-- start of Working data --
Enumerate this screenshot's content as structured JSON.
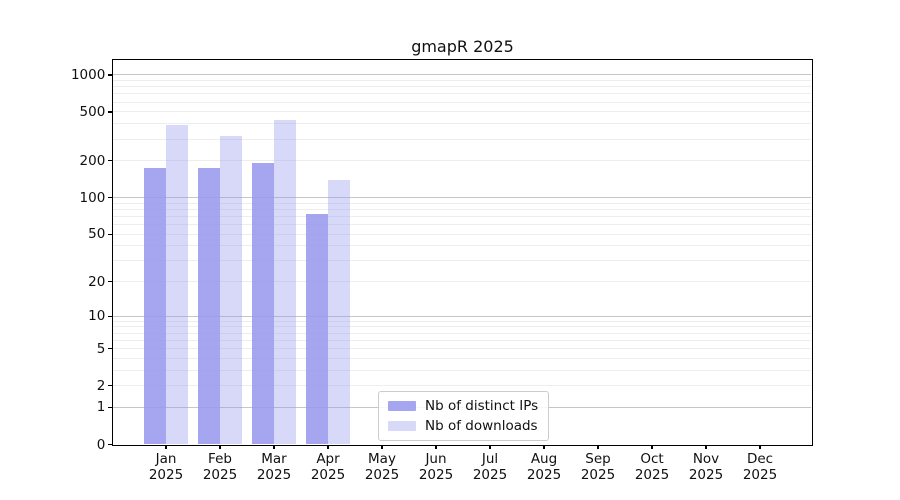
{
  "chart_data": {
    "type": "bar",
    "title": "gmapR 2025",
    "categories": [
      "Jan",
      "Feb",
      "Mar",
      "Apr",
      "May",
      "Jun",
      "Jul",
      "Aug",
      "Sep",
      "Oct",
      "Nov",
      "Dec"
    ],
    "year_label": "2025",
    "series": [
      {
        "name": "Nb of distinct IPs",
        "color": "rgba(153,153,238,0.88)",
        "color_hex_on_white": "#a5a5f0",
        "values": [
          175,
          175,
          190,
          73,
          null,
          null,
          null,
          null,
          null,
          null,
          null,
          null
        ]
      },
      {
        "name": "Nb of downloads",
        "color": "rgba(153,153,238,0.38)",
        "color_hex_on_white": "#d8d8f8",
        "values": [
          390,
          317,
          426,
          138,
          null,
          null,
          null,
          null,
          null,
          null,
          null,
          null
        ]
      }
    ],
    "y_axis": {
      "scale": "log10(1+x)",
      "ticks": [
        0,
        1,
        2,
        5,
        10,
        20,
        50,
        100,
        200,
        500,
        1000
      ],
      "top_value": 1300
    },
    "x_axis": {
      "tick_label_line2": "2025"
    },
    "grid": {
      "major_values": [
        1,
        10,
        100,
        1000
      ],
      "minor_bases": [
        1,
        10,
        100
      ],
      "major_color": "#c6c6c6",
      "minor_color": "#ededed"
    },
    "legend": {
      "position": "bottom-center",
      "border_color": "#cccccc"
    },
    "frame_color": "#000000",
    "background_color": "#ffffff"
  }
}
-- end of Working data --
Quote every record above exactly, omitting any pictures they contain.

**Written response**
Enumerate this screenshot's content as structured JSON.
{
  "chart_data": {
    "type": "bar",
    "title": "gmapR 2025",
    "categories": [
      "Jan",
      "Feb",
      "Mar",
      "Apr",
      "May",
      "Jun",
      "Jul",
      "Aug",
      "Sep",
      "Oct",
      "Nov",
      "Dec"
    ],
    "year_label": "2025",
    "series": [
      {
        "name": "Nb of distinct IPs",
        "color": "rgba(153,153,238,0.88)",
        "color_hex_on_white": "#a5a5f0",
        "values": [
          175,
          175,
          190,
          73,
          null,
          null,
          null,
          null,
          null,
          null,
          null,
          null
        ]
      },
      {
        "name": "Nb of downloads",
        "color": "rgba(153,153,238,0.38)",
        "color_hex_on_white": "#d8d8f8",
        "values": [
          390,
          317,
          426,
          138,
          null,
          null,
          null,
          null,
          null,
          null,
          null,
          null
        ]
      }
    ],
    "y_axis": {
      "scale": "log10(1+x)",
      "ticks": [
        0,
        1,
        2,
        5,
        10,
        20,
        50,
        100,
        200,
        500,
        1000
      ],
      "top_value": 1300
    },
    "x_axis": {
      "tick_label_line2": "2025"
    },
    "grid": {
      "major_values": [
        1,
        10,
        100,
        1000
      ],
      "minor_bases": [
        1,
        10,
        100
      ],
      "major_color": "#c6c6c6",
      "minor_color": "#ededed"
    },
    "legend": {
      "position": "bottom-center",
      "border_color": "#cccccc"
    },
    "frame_color": "#000000",
    "background_color": "#ffffff"
  }
}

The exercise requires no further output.